• _Instructions for the task_: Nothing but the line with "Output the text content of this document." and the lines after it, through the end of the records below, is to be repeated, exactly as it is.

### Material to process

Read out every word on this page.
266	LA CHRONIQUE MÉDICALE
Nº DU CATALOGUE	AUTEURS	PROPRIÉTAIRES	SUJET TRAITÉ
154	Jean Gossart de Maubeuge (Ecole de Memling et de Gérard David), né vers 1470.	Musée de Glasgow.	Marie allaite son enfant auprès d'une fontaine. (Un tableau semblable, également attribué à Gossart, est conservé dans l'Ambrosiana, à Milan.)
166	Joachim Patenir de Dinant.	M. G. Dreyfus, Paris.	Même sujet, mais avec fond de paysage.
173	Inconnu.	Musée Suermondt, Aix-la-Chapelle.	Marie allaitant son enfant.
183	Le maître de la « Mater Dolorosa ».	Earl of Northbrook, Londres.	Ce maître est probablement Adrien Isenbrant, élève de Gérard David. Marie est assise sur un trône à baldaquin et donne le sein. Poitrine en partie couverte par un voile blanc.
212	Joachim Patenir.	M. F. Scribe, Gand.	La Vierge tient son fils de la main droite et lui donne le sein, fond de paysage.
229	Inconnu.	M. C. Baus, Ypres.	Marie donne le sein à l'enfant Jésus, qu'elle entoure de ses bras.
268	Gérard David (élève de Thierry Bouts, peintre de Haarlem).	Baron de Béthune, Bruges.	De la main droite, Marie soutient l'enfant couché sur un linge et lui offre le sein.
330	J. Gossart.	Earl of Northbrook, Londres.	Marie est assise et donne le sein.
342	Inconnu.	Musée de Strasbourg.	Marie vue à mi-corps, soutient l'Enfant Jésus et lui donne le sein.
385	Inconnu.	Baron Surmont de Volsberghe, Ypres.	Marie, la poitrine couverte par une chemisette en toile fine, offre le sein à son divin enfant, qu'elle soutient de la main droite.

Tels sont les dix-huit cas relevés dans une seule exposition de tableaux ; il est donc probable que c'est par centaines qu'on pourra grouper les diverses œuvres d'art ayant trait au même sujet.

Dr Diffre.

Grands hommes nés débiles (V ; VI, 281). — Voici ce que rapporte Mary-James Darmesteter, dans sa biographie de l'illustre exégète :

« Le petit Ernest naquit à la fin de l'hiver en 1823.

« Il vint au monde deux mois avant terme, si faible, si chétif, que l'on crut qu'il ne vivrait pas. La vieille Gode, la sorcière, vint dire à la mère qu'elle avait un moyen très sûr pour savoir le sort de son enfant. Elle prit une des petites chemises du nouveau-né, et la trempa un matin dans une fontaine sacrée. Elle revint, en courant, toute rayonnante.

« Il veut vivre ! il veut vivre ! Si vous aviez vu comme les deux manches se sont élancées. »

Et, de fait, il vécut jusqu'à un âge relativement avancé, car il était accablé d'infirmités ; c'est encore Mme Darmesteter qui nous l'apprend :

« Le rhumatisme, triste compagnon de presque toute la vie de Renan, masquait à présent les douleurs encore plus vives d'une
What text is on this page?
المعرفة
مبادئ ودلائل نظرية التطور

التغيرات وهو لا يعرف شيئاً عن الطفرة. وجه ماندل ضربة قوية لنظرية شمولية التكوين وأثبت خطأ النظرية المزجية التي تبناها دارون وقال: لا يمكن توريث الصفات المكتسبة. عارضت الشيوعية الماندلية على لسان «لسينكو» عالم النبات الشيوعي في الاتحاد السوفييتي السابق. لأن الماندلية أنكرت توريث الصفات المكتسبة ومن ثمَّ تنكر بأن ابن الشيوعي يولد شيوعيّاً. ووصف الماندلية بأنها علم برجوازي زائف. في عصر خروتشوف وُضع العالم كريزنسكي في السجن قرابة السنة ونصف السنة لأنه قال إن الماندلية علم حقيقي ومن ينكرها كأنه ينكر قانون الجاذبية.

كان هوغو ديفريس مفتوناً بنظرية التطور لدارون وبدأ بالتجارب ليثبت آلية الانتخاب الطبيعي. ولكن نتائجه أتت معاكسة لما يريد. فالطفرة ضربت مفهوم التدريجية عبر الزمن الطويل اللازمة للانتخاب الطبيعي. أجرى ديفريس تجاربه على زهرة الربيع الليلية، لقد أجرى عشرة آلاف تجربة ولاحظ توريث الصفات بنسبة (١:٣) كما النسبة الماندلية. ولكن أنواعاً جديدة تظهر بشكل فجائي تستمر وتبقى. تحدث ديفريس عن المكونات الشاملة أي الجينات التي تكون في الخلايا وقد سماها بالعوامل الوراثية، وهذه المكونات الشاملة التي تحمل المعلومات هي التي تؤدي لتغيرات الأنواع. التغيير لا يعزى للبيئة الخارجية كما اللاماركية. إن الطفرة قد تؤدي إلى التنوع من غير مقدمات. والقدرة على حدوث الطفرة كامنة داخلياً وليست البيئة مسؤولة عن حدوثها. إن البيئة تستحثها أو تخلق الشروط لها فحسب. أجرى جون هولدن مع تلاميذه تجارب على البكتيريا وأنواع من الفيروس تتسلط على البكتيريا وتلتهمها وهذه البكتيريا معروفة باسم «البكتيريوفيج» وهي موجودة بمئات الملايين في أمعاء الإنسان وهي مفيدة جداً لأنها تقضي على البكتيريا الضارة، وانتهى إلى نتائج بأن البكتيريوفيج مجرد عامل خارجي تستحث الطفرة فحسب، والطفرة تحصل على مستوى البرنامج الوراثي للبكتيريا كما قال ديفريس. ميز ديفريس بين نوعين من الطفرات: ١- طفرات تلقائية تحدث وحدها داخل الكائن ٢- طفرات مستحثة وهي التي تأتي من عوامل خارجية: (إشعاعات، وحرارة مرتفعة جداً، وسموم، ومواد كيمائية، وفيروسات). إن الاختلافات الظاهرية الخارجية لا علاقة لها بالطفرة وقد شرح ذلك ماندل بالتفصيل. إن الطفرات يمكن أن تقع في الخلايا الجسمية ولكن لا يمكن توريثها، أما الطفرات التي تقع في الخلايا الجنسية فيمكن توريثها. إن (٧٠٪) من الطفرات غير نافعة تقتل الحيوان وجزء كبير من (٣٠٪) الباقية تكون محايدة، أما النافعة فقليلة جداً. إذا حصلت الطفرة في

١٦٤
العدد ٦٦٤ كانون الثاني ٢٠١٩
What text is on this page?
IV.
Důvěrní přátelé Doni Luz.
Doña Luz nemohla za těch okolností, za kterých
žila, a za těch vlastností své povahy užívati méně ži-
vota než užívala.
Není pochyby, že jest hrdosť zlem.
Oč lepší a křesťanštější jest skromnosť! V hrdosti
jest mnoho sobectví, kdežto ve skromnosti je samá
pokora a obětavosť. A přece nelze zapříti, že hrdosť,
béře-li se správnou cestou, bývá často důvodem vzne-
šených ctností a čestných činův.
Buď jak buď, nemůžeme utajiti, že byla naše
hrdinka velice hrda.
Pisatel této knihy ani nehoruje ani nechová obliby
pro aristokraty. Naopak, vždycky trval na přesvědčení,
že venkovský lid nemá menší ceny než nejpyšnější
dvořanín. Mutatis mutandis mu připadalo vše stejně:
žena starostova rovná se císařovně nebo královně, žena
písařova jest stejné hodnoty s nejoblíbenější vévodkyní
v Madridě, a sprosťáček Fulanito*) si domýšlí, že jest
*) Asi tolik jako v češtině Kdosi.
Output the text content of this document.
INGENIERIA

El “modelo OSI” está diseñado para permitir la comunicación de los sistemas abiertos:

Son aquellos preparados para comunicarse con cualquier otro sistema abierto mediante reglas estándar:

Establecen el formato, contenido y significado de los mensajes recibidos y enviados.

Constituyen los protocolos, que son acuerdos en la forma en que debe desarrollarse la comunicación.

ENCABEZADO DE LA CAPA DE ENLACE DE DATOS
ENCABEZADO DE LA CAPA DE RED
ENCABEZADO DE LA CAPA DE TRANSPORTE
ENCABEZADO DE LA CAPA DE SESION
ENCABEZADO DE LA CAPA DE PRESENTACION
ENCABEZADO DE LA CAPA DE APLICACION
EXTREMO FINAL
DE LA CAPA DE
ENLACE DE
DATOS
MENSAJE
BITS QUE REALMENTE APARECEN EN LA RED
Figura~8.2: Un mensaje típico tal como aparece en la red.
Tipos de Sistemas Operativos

######

• _The result_:
Output the text content of this document.
INGENIERIA

El “modelo OSI” está diseñado para permitir la comunicación de los sistemas abiertos:

Son aquellos preparados para comunicarse con cualquier otro sistema abierto mediante reglas estándar:

Establecen el formato, contenido y significado de los mensajes recibidos y enviados.

Constituyen los protocolos, que son acuerdos en la forma en que debe desarrollarse la comunicación.

ENCABEZADO DE LA CAPA DE ENLACE DE DATOS
ENCABEZADO DE LA CAPA DE RED
ENCABEZADO DE LA CAPA DE TRANSPORTE
ENCABEZADO DE LA CAPA DE SESION
ENCABEZADO DE LA CAPA DE PRESENTACION
ENCABEZADO DE LA CAPA DE APLICACION
EXTREMO FINAL
DE LA CAPA DE
ENLACE DE
DATOS
MENSAJE
BITS QUE REALMENTE APARECEN EN LA RED
Figura~8.2: Un mensaje típico tal como aparece en la red.
Tipos de Sistemas Operativos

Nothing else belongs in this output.